Input data:
=-=-=
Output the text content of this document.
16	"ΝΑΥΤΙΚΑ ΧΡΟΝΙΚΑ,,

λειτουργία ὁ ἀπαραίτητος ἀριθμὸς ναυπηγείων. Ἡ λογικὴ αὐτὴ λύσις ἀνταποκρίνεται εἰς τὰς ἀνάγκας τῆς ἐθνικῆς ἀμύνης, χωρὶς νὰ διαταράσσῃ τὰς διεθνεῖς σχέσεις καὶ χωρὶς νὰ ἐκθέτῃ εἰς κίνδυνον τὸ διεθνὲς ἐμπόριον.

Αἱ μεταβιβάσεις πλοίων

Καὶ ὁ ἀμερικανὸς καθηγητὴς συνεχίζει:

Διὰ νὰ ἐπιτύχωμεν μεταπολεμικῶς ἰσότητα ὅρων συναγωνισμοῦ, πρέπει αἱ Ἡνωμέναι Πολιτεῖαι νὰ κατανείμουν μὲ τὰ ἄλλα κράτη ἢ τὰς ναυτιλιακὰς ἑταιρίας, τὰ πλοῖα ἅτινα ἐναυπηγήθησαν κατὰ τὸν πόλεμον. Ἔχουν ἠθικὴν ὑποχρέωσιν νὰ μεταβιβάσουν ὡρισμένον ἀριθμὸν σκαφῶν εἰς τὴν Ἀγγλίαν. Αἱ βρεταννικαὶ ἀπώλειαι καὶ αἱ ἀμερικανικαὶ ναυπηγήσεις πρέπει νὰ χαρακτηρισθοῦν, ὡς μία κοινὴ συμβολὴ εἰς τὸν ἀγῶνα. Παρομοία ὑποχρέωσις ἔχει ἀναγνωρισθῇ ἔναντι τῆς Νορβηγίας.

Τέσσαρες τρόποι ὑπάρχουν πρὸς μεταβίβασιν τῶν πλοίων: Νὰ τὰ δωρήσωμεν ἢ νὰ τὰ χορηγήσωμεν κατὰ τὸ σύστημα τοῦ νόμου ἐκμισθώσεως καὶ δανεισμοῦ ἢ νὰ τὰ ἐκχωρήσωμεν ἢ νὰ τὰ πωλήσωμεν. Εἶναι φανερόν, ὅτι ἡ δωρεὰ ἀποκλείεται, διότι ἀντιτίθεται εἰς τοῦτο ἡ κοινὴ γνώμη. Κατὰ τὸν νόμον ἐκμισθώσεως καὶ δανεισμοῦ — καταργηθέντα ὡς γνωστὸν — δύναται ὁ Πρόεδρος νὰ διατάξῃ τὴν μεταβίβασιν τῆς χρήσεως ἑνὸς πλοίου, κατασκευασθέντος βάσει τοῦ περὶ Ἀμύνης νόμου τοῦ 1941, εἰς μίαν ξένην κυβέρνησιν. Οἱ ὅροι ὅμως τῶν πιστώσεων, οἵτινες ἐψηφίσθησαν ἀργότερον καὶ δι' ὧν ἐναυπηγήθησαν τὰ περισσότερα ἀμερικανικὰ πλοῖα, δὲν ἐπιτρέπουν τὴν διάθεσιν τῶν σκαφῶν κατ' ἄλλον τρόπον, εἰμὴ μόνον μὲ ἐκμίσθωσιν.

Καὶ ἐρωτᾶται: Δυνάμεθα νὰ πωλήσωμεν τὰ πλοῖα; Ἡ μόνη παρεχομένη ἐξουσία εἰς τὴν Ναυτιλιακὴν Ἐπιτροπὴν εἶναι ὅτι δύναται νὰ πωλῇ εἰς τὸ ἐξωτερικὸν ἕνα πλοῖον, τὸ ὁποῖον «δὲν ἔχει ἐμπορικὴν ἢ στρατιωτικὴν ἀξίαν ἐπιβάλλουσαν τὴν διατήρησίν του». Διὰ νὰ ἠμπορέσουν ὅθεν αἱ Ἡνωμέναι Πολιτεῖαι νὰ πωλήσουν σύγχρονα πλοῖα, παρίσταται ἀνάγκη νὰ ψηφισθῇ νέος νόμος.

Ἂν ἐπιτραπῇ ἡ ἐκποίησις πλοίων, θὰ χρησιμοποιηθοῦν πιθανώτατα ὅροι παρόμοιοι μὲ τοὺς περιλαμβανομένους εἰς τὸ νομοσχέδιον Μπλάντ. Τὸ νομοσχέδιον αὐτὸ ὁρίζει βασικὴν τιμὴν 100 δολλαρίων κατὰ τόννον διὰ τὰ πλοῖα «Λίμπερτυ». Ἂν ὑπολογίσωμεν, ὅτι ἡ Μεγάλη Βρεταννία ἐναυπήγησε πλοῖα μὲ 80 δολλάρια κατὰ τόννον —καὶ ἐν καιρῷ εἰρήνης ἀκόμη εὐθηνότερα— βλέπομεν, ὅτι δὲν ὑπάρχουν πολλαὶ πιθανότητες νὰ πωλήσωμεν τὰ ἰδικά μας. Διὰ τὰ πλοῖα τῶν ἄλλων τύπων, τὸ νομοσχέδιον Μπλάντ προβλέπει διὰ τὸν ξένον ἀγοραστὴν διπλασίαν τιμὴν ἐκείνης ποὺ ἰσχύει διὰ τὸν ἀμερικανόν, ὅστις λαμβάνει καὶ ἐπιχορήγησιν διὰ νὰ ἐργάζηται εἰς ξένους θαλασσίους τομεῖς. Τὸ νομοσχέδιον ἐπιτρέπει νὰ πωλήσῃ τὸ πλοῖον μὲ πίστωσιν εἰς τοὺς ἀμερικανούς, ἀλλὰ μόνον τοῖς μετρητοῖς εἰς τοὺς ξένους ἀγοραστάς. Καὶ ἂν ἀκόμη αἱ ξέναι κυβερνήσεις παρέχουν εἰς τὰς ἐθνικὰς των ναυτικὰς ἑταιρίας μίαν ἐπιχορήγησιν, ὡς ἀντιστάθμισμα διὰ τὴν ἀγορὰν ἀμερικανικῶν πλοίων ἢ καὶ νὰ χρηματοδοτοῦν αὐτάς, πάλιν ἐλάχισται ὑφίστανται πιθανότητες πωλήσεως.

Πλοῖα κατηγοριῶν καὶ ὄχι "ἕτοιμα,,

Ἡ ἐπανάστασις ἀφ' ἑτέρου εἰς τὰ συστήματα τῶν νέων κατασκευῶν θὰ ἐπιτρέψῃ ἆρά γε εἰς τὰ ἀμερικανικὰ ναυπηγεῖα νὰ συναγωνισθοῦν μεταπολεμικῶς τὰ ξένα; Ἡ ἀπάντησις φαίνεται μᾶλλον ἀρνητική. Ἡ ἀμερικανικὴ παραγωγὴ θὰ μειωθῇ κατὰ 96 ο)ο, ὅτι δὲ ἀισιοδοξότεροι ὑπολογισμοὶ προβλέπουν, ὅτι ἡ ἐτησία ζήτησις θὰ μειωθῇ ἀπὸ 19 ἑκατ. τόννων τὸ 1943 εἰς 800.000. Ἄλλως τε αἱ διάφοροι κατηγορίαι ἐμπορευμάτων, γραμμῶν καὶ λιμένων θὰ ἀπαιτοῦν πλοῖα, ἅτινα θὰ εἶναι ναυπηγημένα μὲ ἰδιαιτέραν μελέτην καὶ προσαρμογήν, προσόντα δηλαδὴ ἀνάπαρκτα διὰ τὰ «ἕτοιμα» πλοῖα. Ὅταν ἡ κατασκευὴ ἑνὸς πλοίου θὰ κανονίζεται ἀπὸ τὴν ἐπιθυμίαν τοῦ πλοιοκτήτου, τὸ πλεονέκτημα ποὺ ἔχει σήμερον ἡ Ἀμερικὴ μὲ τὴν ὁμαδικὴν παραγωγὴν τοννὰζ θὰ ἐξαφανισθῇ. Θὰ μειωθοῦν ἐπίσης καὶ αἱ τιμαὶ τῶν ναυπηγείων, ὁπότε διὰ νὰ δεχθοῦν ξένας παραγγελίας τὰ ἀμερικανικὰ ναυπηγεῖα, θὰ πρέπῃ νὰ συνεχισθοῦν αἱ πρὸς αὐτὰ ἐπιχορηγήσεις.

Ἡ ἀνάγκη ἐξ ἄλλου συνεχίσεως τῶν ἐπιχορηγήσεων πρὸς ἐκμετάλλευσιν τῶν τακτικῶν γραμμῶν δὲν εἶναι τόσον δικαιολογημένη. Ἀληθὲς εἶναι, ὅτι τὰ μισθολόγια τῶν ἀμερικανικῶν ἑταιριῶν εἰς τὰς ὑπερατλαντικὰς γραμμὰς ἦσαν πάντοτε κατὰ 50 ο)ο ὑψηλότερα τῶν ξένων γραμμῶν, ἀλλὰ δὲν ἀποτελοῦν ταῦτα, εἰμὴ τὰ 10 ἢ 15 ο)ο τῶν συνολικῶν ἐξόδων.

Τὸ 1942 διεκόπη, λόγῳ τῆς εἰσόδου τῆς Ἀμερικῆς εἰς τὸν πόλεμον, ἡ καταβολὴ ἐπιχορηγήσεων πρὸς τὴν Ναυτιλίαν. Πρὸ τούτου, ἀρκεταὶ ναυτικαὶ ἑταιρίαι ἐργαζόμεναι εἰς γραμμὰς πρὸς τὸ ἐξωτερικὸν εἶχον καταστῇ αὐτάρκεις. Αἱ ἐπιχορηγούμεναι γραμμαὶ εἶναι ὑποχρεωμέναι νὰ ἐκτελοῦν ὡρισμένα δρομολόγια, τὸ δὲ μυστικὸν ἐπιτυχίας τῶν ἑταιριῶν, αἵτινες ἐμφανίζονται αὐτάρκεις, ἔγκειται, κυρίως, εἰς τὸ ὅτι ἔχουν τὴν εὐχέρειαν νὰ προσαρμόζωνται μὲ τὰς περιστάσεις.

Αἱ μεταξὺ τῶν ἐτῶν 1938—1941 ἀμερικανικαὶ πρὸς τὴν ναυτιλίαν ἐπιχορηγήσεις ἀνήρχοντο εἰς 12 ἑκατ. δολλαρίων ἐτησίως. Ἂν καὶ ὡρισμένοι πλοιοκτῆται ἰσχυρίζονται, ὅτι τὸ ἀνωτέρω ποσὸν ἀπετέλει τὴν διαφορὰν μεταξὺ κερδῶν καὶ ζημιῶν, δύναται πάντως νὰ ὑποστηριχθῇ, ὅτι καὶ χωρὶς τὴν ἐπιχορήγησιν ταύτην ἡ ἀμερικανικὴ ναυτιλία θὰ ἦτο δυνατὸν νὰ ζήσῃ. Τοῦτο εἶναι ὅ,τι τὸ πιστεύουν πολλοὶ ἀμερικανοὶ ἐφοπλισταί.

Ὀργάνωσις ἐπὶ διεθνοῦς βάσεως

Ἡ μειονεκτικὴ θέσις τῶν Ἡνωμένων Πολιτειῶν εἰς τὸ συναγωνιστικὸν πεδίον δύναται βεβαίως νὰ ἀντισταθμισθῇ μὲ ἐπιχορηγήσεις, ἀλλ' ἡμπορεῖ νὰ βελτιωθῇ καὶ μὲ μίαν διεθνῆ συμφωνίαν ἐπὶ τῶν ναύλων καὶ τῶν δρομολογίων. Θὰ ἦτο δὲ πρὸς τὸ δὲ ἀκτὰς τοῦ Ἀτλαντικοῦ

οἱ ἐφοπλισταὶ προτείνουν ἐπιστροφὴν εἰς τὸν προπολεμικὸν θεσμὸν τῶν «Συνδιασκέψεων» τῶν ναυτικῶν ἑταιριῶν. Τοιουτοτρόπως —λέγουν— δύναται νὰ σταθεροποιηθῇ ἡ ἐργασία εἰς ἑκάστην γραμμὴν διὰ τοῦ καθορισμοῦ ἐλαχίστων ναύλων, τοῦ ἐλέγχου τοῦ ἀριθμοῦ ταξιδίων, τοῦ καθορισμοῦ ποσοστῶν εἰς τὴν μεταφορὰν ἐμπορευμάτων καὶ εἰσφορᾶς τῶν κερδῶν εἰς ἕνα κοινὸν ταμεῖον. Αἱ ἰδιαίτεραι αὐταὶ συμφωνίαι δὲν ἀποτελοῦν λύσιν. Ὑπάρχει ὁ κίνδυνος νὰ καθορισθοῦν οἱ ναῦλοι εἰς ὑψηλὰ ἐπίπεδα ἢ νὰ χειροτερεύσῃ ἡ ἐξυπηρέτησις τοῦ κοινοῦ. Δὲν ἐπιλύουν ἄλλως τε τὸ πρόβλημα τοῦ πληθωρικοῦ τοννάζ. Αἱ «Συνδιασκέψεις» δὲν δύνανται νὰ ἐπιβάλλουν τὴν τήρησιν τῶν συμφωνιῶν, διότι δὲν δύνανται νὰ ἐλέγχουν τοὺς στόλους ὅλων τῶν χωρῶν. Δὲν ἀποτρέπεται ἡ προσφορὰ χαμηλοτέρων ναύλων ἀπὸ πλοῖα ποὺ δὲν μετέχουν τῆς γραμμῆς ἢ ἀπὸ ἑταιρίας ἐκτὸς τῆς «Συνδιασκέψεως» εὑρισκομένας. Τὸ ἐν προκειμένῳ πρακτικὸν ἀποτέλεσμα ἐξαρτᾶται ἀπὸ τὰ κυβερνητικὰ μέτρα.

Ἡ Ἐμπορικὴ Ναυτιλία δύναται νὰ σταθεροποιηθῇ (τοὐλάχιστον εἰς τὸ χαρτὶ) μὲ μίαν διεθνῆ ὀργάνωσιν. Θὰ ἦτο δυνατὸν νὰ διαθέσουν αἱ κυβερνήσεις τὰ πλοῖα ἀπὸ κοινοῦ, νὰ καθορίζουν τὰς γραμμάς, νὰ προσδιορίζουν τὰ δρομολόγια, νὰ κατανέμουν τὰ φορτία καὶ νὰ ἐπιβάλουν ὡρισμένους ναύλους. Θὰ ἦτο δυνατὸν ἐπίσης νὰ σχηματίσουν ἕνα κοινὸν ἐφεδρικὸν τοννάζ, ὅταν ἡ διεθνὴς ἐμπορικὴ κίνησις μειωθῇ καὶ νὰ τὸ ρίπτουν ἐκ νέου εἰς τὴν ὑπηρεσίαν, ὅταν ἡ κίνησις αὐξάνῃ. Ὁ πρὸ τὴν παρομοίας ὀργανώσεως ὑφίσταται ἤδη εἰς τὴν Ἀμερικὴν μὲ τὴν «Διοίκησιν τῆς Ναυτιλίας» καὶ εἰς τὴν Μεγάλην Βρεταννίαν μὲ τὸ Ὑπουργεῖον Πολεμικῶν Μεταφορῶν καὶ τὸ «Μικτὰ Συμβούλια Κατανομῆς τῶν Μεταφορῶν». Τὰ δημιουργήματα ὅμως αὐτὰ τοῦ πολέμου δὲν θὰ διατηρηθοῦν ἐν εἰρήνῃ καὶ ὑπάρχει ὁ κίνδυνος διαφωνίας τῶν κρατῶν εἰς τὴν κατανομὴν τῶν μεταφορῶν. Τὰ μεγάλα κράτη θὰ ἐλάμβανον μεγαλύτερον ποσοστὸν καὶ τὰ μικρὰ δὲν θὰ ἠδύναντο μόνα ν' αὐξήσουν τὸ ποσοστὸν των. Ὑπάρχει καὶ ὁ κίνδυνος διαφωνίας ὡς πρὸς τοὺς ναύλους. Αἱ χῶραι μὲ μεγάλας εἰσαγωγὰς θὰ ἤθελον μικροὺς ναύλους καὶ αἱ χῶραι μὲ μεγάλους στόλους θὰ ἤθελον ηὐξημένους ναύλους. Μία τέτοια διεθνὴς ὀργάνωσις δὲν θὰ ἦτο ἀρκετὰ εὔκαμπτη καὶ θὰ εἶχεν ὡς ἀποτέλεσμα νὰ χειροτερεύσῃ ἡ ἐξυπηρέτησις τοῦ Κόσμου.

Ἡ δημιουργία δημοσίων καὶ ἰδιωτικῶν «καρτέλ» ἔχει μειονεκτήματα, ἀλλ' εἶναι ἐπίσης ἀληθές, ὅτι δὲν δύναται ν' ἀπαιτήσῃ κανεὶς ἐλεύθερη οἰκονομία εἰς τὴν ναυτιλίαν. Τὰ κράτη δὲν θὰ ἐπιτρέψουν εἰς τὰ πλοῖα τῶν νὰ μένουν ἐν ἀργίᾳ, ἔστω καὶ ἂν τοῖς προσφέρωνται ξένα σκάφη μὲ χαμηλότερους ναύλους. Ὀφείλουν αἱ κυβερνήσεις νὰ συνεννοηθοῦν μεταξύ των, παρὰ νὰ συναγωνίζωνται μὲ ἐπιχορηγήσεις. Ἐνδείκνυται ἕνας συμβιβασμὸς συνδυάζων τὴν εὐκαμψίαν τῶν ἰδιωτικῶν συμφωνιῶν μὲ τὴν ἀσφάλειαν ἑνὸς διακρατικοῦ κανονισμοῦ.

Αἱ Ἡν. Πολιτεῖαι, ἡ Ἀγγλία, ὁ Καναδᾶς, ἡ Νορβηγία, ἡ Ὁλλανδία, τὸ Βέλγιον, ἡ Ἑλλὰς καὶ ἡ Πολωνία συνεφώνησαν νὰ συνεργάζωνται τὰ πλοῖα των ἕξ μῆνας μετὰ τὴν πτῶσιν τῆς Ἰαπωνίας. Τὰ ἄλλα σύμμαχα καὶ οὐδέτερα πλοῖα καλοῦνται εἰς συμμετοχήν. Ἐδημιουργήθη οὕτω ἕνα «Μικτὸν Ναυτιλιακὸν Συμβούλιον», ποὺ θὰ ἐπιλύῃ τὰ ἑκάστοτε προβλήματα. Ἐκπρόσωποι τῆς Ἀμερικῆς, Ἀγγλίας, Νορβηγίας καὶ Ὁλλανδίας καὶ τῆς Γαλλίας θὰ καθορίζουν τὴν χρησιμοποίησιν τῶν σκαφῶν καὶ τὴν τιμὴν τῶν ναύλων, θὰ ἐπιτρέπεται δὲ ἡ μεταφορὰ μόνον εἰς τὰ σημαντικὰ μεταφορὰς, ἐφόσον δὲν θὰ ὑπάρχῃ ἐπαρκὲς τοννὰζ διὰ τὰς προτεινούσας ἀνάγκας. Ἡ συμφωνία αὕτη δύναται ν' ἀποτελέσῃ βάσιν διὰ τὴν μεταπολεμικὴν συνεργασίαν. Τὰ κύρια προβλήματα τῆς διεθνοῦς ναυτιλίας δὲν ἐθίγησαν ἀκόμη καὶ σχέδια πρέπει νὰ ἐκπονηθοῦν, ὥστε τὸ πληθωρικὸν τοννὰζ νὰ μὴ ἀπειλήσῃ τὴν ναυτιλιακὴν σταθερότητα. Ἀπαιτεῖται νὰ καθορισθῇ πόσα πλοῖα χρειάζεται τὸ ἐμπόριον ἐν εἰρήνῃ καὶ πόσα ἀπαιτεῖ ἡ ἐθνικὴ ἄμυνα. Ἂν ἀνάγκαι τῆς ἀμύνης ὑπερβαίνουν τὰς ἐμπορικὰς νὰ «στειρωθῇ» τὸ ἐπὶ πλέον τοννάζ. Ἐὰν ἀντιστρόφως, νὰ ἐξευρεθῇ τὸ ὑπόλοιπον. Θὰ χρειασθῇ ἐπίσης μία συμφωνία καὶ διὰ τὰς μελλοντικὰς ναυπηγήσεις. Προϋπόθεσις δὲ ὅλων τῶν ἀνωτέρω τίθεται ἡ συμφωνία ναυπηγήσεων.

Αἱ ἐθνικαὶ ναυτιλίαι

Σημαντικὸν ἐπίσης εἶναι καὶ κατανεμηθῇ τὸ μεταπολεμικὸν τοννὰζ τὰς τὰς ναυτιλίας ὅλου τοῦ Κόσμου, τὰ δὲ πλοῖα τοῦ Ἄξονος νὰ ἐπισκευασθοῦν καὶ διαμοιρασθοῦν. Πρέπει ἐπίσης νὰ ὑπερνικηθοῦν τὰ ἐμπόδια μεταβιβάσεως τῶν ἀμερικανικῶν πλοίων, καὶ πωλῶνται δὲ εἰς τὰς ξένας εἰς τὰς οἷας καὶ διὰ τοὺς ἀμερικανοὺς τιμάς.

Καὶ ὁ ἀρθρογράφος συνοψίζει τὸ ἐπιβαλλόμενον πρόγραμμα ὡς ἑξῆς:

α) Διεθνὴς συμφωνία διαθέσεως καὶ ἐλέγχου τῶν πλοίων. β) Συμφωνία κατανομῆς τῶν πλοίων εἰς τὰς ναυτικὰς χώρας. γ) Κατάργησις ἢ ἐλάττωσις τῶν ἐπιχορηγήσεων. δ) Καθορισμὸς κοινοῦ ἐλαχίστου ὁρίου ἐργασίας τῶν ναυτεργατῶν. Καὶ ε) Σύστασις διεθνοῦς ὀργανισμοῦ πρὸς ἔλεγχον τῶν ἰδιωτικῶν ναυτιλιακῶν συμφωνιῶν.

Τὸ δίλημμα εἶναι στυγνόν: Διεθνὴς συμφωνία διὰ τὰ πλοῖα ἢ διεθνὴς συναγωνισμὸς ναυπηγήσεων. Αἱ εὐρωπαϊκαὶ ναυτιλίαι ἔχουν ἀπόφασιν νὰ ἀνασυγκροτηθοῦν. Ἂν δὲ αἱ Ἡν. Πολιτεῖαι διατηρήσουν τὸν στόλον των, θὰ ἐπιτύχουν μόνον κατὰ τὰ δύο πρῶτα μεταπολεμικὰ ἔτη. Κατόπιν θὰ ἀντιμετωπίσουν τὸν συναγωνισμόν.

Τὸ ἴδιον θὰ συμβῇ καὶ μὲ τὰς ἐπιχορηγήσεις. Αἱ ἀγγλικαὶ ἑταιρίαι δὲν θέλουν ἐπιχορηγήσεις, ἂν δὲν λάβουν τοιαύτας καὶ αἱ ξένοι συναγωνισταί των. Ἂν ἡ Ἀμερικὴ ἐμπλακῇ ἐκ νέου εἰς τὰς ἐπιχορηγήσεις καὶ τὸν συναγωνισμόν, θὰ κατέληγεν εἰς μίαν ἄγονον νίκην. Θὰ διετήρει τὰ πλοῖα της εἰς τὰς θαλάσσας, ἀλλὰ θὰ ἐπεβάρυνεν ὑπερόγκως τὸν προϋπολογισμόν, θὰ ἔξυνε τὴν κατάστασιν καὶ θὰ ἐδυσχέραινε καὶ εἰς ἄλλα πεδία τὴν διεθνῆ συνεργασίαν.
=-=-=
Look through the data above. Find each line with the string "ἰδιωτικῶν" and copy it.

Solved exercise:
Ἡ δημιουργία δημοσίων καὶ ἰδιωτικῶν «καρτέλ» ἔχει μειονεκτήματα, ἀλλ' εἶναι ἐπίσης ἀληθές, ὅτι δὲν δύναται ν' ἀπαιτήσῃ κανεὶς ἐλεύθερη οἰκονομία εἰς τὴν ναυτιλίαν. Τὰ κράτη δὲν θὰ ἐπιτρέψουν εἰς τὰ πλοῖα τῶν νὰ μένουν ἐν ἀργίᾳ, ἔστω καὶ ἂν τοῖς προσφέρωνται ξένα σκάφη μὲ χαμηλότερους ναύλους. Ὀφείλουν αἱ κυβερνήσεις νὰ συνεννοηθοῦν μεταξύ των, παρὰ νὰ συναγωνίζωνται μὲ ἐπιχορηγήσεις. Ἐνδείκνυται ἕνας συμβιβασμὸς συνδυάζων τὴν εὐκαμψίαν τῶν ἰδιωτικῶν συμφωνιῶν μὲ τὴν ἀσφάλειαν ἑνὸς διακρατικοῦ κανονισμοῦ.
α) Διεθνὴς συμφωνία διαθέσεως καὶ ἐλέγχου τῶν πλοίων. β) Συμφωνία κατανομῆς τῶν πλοίων εἰς τὰς ναυτικὰς χώρας. γ) Κατάργησις ἢ ἐλάττωσις τῶν ἐπιχορηγήσεων. δ) Καθορισμὸς κοινοῦ ἐλαχίστου ὁρίου ἐργασίας τῶν ναυτεργατῶν. Καὶ ε) Σύστασις διεθνοῦς ὀργανισμοῦ πρὸς ἔλεγχον τῶν ἰδιωτικῶν ναυτιλιακῶν συμφωνιῶν.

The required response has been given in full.